In the data below, find every line with the string "this" and pull it out.

(Dataset items)

■ ■ ■

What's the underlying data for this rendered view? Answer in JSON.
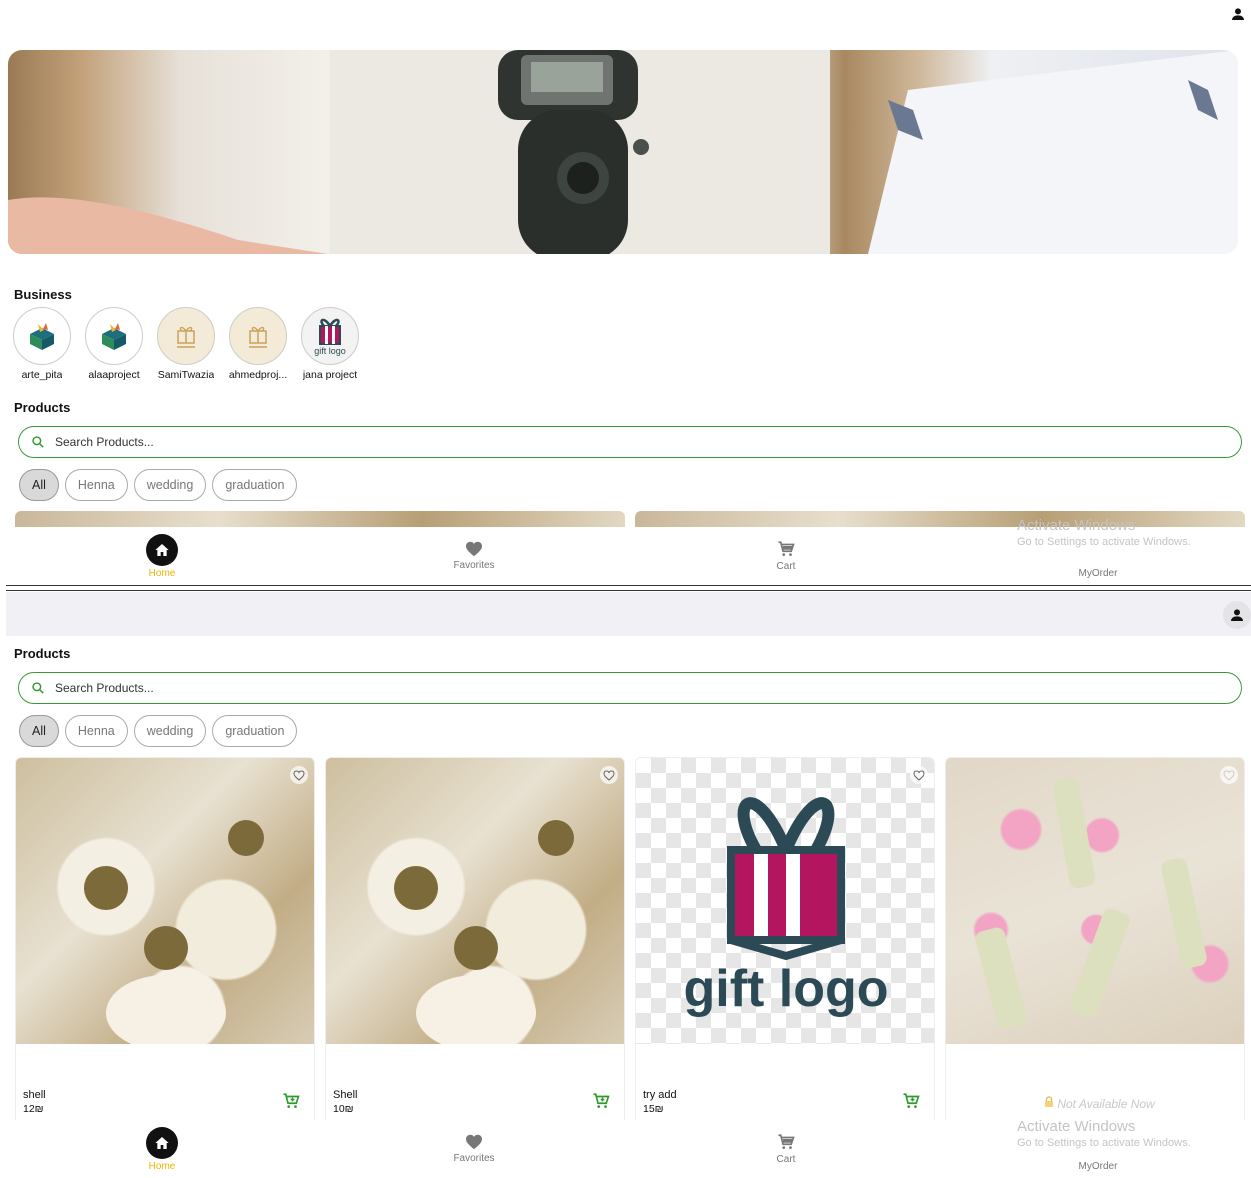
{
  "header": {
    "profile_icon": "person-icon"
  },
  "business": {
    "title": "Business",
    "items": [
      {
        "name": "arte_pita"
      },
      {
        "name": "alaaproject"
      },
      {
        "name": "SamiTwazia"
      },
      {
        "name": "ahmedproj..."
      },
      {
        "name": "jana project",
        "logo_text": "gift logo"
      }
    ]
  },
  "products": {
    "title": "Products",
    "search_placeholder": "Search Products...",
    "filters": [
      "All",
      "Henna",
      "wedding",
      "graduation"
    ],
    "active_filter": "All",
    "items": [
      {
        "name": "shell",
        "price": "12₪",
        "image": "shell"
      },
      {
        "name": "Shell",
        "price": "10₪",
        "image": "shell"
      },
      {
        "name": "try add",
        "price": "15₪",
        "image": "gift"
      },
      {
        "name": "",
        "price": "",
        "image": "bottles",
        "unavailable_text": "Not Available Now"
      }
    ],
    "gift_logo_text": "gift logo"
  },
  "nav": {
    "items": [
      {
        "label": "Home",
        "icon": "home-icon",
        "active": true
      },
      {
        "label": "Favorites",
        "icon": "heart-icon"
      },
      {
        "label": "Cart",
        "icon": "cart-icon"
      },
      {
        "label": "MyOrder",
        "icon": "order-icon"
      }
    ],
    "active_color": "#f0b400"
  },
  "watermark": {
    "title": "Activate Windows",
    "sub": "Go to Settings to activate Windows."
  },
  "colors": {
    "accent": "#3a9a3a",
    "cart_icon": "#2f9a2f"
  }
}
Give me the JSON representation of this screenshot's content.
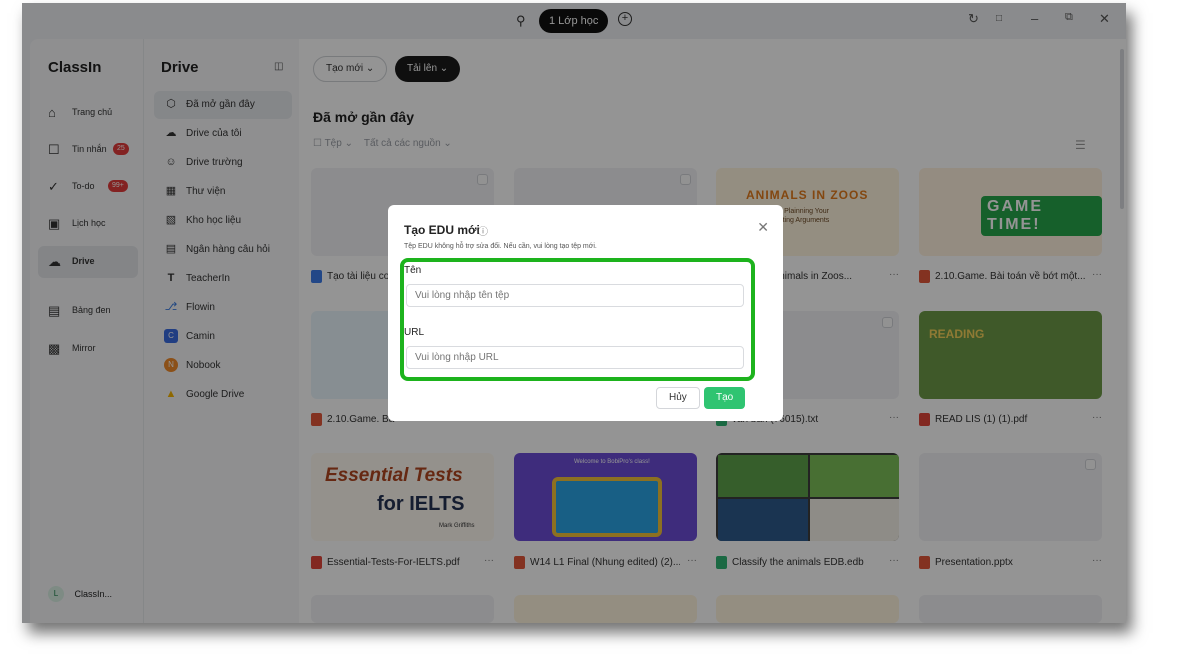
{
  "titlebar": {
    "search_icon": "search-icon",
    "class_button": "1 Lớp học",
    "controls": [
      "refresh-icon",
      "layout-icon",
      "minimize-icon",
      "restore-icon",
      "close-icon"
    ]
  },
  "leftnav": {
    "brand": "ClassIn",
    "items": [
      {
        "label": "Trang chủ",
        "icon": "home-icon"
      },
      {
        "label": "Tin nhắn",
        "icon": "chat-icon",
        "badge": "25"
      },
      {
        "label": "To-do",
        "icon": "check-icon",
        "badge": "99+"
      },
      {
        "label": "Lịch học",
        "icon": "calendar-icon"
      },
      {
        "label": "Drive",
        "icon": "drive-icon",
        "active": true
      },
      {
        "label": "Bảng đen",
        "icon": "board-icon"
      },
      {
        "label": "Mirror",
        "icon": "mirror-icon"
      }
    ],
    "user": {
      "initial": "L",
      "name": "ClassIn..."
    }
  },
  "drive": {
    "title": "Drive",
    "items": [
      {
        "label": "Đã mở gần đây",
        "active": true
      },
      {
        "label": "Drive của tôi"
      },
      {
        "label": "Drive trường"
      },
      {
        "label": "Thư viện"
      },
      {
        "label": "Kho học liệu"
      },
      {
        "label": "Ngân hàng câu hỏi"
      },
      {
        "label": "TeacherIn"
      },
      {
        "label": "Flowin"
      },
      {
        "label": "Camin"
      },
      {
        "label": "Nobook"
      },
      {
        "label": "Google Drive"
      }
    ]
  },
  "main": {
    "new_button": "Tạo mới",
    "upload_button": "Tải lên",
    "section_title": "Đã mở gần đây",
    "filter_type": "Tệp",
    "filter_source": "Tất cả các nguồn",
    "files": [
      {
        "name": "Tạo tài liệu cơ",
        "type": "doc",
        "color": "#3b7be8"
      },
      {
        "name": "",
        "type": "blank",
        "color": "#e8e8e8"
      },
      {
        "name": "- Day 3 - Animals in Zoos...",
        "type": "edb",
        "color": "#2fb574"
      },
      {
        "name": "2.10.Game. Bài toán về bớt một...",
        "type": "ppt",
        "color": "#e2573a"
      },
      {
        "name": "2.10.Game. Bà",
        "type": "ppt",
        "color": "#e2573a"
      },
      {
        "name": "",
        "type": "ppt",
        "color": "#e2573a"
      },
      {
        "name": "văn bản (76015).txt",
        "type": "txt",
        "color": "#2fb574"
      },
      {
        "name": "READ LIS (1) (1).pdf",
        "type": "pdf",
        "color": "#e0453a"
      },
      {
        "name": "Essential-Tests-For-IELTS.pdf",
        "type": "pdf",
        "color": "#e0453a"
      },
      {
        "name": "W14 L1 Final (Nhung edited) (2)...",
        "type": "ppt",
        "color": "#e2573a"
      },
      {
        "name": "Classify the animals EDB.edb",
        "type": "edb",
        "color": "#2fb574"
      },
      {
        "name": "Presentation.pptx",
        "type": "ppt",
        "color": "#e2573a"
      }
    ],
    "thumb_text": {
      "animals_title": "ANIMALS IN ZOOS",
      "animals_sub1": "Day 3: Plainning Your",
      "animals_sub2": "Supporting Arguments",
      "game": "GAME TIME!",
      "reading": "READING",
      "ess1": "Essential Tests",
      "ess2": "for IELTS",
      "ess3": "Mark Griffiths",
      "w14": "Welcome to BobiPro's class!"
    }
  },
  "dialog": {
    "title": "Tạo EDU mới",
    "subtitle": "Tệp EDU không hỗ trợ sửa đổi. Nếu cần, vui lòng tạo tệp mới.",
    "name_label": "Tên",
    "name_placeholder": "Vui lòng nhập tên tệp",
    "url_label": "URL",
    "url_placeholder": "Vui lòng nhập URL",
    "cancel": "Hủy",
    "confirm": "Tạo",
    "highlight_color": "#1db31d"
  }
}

■ ■ ■

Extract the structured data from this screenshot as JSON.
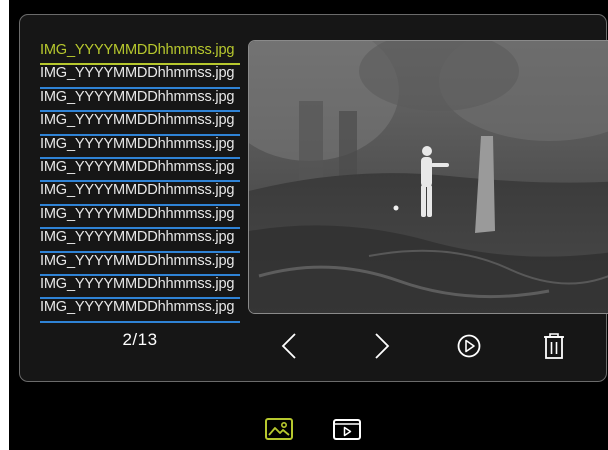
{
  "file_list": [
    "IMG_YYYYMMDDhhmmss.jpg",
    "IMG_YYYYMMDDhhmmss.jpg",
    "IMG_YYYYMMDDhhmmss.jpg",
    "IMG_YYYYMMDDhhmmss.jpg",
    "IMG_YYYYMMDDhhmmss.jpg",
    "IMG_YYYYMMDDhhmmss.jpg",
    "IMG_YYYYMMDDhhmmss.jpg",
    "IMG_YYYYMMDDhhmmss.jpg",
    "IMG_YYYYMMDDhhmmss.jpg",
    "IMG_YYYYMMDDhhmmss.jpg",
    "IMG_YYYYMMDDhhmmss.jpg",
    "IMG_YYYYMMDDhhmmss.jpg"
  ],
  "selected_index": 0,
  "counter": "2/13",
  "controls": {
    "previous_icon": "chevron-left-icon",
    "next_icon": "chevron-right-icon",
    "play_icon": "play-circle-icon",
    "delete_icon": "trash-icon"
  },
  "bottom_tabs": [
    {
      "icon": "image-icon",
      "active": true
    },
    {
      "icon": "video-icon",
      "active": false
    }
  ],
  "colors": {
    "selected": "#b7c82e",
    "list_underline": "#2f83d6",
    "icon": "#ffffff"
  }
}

■ ■ ■

▸ RESULT OF THE TASK:
What's the underlying data for this rendered view? Answer in JSON.
Give me the JSON representation of this screenshot's content.
Extract the structured data from this screenshot as JSON.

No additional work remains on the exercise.